Scan the listing below for the word "this" and state how many lines hold it. Write nothing but the number.

Saved entries
◇ ◇ ◇ ◇
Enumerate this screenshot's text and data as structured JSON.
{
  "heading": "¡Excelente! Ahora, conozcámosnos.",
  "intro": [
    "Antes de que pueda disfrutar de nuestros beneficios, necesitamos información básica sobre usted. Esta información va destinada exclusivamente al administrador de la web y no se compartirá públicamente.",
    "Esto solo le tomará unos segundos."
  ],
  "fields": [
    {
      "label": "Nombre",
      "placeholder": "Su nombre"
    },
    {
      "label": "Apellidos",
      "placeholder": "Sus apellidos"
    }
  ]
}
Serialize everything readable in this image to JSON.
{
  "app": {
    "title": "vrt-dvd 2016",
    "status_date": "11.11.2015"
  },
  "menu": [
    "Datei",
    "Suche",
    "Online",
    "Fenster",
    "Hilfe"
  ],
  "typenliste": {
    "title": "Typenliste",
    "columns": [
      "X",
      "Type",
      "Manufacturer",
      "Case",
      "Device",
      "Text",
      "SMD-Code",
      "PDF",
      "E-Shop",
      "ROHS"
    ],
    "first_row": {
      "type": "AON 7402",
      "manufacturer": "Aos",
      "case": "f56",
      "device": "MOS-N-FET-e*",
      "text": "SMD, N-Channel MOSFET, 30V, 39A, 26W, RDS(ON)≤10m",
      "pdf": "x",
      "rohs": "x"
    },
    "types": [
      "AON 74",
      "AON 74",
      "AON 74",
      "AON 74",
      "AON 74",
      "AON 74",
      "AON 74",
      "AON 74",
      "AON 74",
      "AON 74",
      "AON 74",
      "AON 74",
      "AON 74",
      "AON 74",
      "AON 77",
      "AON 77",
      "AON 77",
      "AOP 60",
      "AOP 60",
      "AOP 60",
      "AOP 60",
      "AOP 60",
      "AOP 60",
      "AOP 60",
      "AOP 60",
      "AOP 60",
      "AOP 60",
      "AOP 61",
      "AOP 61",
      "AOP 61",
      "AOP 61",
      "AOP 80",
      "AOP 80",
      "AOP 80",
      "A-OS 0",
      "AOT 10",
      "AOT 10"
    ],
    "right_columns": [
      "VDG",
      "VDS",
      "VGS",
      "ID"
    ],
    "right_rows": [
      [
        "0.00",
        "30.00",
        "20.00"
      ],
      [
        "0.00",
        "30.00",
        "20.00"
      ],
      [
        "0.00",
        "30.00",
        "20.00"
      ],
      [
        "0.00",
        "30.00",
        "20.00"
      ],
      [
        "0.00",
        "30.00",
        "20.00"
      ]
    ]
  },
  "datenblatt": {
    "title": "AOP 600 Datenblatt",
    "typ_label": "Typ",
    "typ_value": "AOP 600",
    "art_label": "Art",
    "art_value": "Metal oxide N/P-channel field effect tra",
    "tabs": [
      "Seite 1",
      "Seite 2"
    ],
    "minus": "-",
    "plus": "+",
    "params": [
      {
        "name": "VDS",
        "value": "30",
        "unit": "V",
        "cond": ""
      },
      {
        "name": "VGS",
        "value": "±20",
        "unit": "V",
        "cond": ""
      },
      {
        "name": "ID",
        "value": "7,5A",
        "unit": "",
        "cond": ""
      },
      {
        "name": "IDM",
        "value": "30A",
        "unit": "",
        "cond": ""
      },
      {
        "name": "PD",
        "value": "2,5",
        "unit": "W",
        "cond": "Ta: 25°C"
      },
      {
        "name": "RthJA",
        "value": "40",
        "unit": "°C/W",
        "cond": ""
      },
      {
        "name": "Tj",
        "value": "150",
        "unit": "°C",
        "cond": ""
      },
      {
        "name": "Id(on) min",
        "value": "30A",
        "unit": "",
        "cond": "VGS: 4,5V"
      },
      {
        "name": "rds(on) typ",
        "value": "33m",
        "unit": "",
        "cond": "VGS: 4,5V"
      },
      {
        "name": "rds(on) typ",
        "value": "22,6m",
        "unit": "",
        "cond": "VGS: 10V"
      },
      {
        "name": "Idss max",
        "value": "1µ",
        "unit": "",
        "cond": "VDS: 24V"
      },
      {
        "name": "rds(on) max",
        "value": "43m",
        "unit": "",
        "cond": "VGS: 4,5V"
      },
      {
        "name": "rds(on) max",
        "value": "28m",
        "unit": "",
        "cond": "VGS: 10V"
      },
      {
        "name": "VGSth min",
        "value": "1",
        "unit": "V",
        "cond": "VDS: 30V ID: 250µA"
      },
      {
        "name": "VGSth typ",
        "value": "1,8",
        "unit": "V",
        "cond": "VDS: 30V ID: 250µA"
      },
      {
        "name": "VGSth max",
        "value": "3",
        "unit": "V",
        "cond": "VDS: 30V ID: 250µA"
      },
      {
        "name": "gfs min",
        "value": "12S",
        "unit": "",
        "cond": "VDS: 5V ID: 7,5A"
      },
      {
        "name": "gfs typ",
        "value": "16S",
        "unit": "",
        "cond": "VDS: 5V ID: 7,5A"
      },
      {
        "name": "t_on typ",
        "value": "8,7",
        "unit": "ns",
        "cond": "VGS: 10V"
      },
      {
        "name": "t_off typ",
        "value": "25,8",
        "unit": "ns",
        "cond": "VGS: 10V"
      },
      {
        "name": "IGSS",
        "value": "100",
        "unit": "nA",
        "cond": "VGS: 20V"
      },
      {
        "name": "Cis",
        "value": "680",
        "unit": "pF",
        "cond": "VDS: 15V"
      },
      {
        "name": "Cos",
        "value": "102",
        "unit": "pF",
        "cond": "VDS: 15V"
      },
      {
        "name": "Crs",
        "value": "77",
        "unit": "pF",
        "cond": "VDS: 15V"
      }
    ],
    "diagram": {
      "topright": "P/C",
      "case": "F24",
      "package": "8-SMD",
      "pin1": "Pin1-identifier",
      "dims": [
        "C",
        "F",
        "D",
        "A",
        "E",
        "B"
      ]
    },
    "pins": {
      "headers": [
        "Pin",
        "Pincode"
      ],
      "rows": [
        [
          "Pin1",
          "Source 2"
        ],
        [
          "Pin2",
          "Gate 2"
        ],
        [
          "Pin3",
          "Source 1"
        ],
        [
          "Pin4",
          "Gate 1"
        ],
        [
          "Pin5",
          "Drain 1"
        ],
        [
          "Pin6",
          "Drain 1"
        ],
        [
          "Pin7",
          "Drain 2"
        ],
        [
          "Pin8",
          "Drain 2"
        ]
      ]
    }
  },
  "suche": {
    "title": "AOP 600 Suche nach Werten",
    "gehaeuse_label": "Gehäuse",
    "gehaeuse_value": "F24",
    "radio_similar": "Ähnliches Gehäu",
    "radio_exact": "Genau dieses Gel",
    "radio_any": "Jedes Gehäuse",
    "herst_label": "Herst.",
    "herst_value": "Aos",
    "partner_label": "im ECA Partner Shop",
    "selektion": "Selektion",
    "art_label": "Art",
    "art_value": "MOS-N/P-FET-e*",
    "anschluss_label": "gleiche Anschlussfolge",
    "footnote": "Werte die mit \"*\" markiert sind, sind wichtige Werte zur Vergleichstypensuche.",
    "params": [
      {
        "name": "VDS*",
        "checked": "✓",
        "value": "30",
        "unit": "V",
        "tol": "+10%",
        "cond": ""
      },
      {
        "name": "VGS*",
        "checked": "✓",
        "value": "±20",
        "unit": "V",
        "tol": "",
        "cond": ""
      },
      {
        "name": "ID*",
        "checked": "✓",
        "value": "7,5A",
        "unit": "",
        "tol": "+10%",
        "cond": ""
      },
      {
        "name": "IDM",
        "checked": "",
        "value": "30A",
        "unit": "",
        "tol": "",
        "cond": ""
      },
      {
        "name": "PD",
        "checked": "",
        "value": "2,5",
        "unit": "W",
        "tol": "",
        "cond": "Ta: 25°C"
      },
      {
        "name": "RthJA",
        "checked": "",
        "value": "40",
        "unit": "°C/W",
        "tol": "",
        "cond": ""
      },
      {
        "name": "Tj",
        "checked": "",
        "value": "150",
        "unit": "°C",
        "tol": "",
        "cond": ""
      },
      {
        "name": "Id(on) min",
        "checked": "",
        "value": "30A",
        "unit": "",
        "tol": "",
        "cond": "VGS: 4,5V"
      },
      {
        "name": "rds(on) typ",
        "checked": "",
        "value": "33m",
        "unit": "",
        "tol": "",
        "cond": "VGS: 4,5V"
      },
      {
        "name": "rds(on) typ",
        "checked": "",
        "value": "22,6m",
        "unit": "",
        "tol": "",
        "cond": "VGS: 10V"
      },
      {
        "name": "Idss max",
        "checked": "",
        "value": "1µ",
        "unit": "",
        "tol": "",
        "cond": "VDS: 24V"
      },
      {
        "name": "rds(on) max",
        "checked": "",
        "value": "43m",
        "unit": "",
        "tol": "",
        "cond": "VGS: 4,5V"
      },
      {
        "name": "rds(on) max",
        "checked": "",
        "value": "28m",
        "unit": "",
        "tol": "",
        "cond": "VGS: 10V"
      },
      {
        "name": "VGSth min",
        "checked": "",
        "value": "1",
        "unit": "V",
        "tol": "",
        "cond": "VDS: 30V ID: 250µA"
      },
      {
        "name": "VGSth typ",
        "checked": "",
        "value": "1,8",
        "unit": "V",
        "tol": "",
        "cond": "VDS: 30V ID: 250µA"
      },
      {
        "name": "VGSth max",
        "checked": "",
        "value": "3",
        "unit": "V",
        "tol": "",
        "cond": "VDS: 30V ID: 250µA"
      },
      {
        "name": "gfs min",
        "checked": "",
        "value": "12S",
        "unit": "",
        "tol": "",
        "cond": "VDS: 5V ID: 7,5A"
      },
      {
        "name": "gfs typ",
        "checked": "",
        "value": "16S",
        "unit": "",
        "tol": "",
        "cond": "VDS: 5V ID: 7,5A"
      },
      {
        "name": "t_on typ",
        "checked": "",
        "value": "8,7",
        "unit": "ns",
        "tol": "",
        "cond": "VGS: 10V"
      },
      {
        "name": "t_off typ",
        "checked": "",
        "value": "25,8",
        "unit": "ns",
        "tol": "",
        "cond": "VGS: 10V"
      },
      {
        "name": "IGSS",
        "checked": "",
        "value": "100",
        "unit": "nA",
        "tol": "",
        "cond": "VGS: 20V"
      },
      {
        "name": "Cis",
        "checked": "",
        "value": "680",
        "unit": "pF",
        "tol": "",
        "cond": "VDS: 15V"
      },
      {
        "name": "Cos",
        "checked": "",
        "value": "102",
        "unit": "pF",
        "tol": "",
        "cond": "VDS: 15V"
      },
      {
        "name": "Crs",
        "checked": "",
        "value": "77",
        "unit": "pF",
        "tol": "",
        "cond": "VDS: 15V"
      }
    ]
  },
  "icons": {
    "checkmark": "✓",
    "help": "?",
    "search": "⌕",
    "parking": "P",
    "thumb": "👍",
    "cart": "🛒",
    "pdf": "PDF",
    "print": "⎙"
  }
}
◇ ◇ ◇ ◇
ANSWER TO THE TASK: 2